Task goal: Pick out the lines containing "productos".

#### Task material ####

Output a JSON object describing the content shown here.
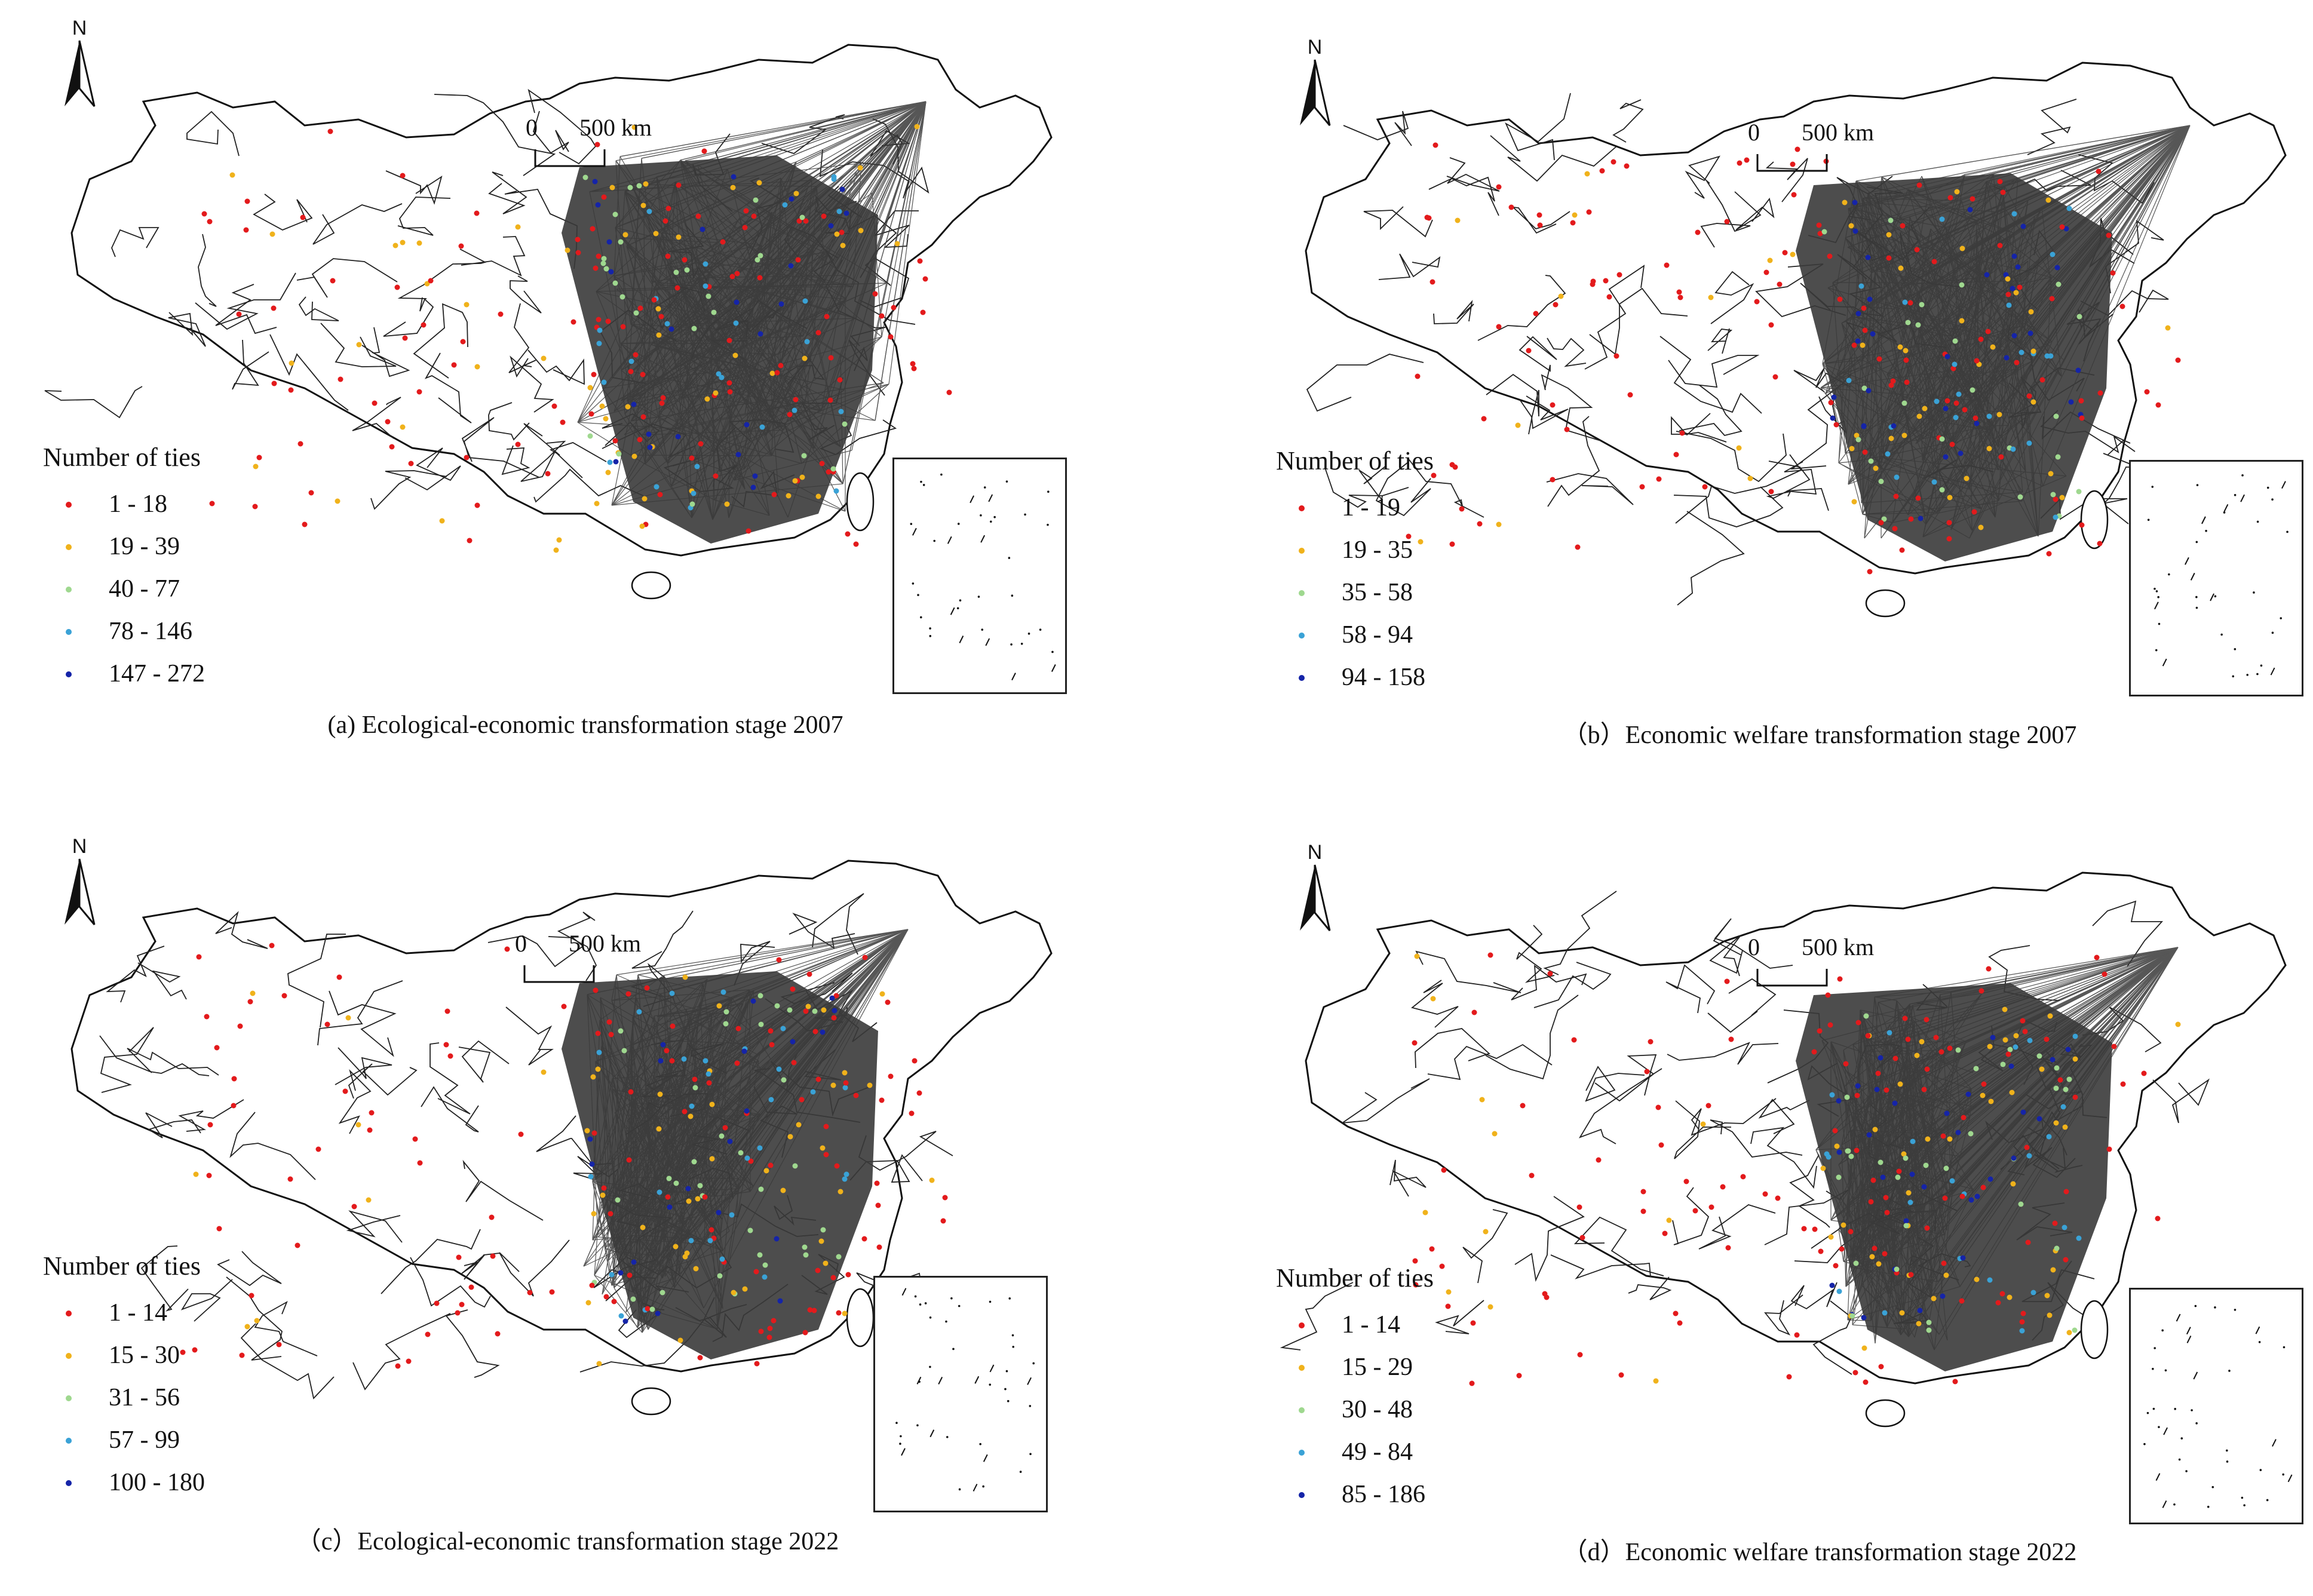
{
  "north_label": "N",
  "scale": {
    "zero": "0",
    "distance": "500 km"
  },
  "legend_title": "Number of ties",
  "class_colors": [
    "#e31a1c",
    "#f0b21b",
    "#9fd88f",
    "#3aa2d6",
    "#1524a8"
  ],
  "panels": [
    {
      "id": "a",
      "caption": "(a) Ecological-economic transformation stage 2007",
      "classes": [
        "1 - 18",
        "19 - 39",
        "40 - 77",
        "78 - 146",
        "147 - 272"
      ]
    },
    {
      "id": "b",
      "caption": "（b）Economic welfare transformation stage 2007",
      "classes": [
        "1 - 19",
        "19 - 35",
        "35 - 58",
        "58 - 94",
        "94 - 158"
      ]
    },
    {
      "id": "c",
      "caption": "（c）Ecological-economic transformation stage 2022",
      "classes": [
        "1 - 14",
        "15 - 30",
        "31 - 56",
        "57 - 99",
        "100 - 180"
      ]
    },
    {
      "id": "d",
      "caption": "（d）Economic welfare transformation stage 2022",
      "classes": [
        "1 - 14",
        "15 - 29",
        "30 - 48",
        "49 - 84",
        "85 - 186"
      ]
    }
  ]
}
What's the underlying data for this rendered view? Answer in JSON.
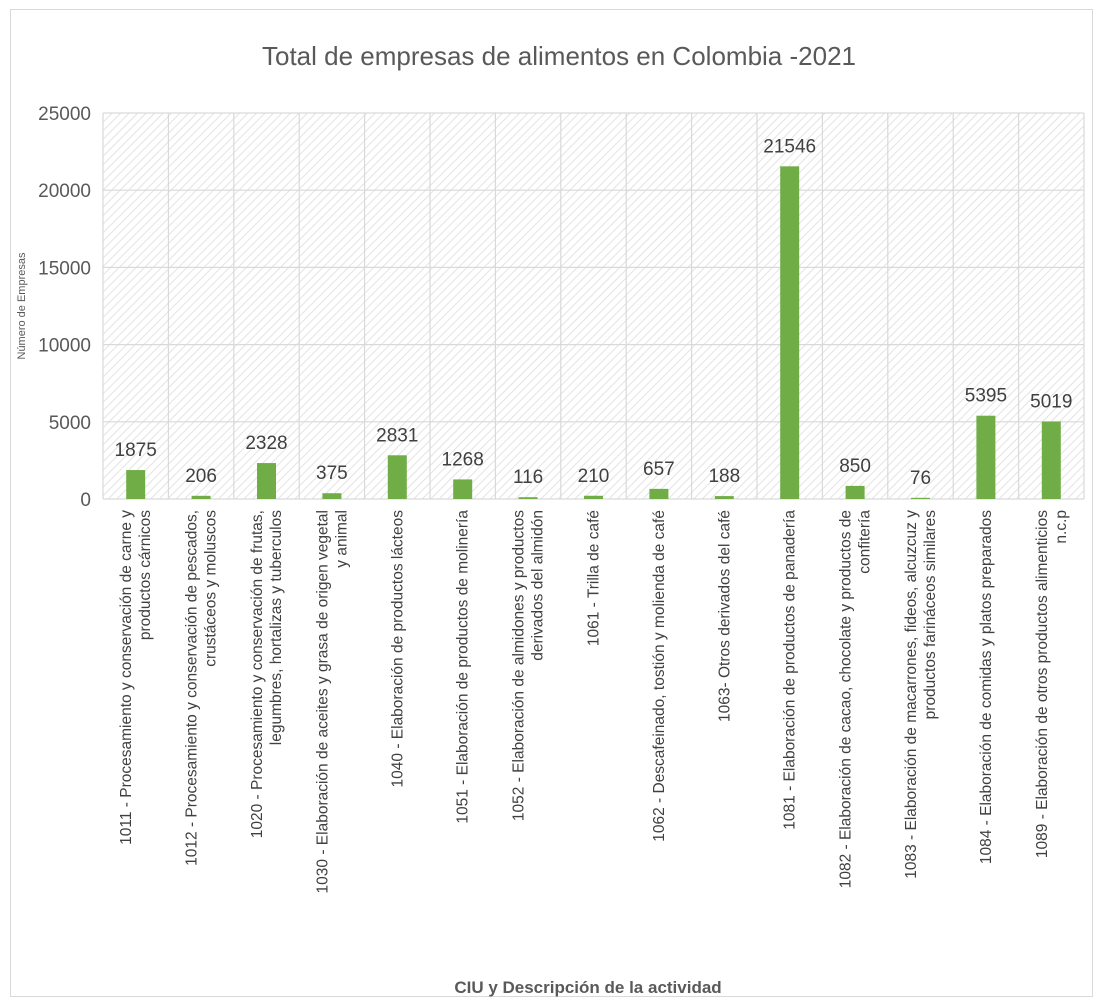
{
  "chart_data": {
    "type": "bar",
    "title": "Total de empresas de alimentos en Colombia -2021",
    "xlabel": "CIU y Descripción de la actividad",
    "ylabel": "Número de Empresas",
    "ylim": [
      0,
      25000
    ],
    "yticks": [
      "0",
      "5000",
      "10000",
      "15000",
      "20000",
      "25000"
    ],
    "grid": true,
    "legend": "none",
    "bar_color": "#70ad47",
    "categories": [
      [
        "1011 - Procesamiento y conservación de carne y",
        "productos cárnicos"
      ],
      [
        "1012 - Procesamiento y conservación de pescados,",
        "crustáceos y moluscos"
      ],
      [
        "1020 - Procesamiento y conservación de frutas,",
        "legumbres, hortalizas y tuberculos"
      ],
      [
        "1030 - Elaboración de aceites y grasa de origen vegetal",
        "y animal"
      ],
      [
        "1040 - Elaboración de productos lácteos"
      ],
      [
        "1051 - Elaboración de productos de molinería"
      ],
      [
        "1052 - Elaboración de almidones y productos",
        "derivados del almidón"
      ],
      [
        "1061 - Trilla de café"
      ],
      [
        "1062 - Descafeinado, tostión y molienda de café"
      ],
      [
        "1063- Otros derivados del café"
      ],
      [
        "1081 - Elaboración de productos de panadería"
      ],
      [
        "1082 - Elaboración de cacao, chocolate y productos de",
        "confitería"
      ],
      [
        "1083 - Elaboración de macarrones, fideos, alcuzcuz y",
        "productos farináceos similares"
      ],
      [
        "1084 - Elaboración de comidas y platos preparados"
      ],
      [
        "1089 - Elaboración de otros productos alimenticios",
        "n.c.p"
      ]
    ],
    "values": [
      1875,
      206,
      2328,
      375,
      2831,
      1268,
      116,
      210,
      657,
      188,
      21546,
      850,
      76,
      5395,
      5019
    ]
  }
}
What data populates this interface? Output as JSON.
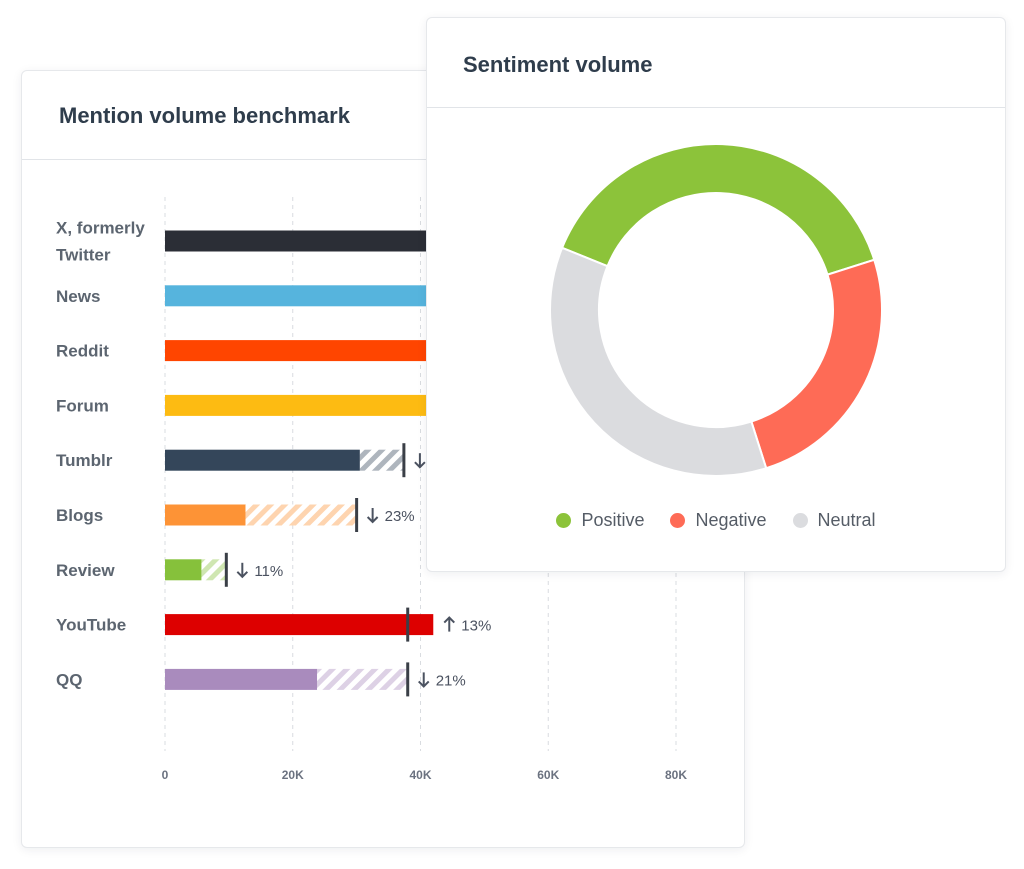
{
  "mention_card": {
    "title": "Mention volume benchmark"
  },
  "sentiment_card": {
    "title": "Sentiment volume"
  },
  "chart_data": [
    {
      "type": "bar",
      "orientation": "horizontal",
      "title": "Mention volume benchmark",
      "categories": [
        "X, formerly Twitter",
        "News",
        "Reddit",
        "Forum",
        "Tumblr",
        "Blogs",
        "Review",
        "YouTube",
        "QQ"
      ],
      "series": [
        {
          "values": [
            41000,
            41000,
            41000,
            41000,
            30500,
            12600,
            5700,
            42000,
            23800
          ]
        }
      ],
      "benchmark": [
        null,
        null,
        null,
        null,
        37400,
        30000,
        9600,
        38000,
        38000
      ],
      "changes": [
        null,
        null,
        null,
        null,
        {
          "direction": "down",
          "label": ""
        },
        {
          "direction": "down",
          "label": "23%"
        },
        {
          "direction": "down",
          "label": "11%"
        },
        {
          "direction": "up",
          "label": "13%"
        },
        {
          "direction": "down",
          "label": "21%"
        }
      ],
      "colors": [
        "#2b2e36",
        "#56b4dd",
        "#ff4500",
        "#fdbb12",
        "#34465a",
        "#fd9336",
        "#86c13b",
        "#dd0000",
        "#a98bbd"
      ],
      "xticks": [
        "0",
        "20K",
        "40K",
        "60K",
        "80K"
      ],
      "xlim": [
        0,
        80000
      ],
      "grid": true
    },
    {
      "type": "pie",
      "style": "donut",
      "title": "Sentiment volume",
      "labels": [
        "Positive",
        "Negative",
        "Neutral"
      ],
      "values": [
        39,
        25,
        36
      ],
      "colors": [
        "#8cc33a",
        "#fe6b56",
        "#dbdcdf"
      ],
      "legend": "bottom"
    }
  ]
}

####

Correct response:
        "productos cárnicos"
        "1040 - Elaboración de productos lácteos"
        "1051 - Elaboración de productos de molinería"
        "1052 - Elaboración de almidones y productos",
        "1081 - Elaboración de productos de panadería"
        "1082 - Elaboración de cacao, chocolate y productos de",
        "productos farináceos similares"
        "1089 - Elaboración de otros productos alimenticios",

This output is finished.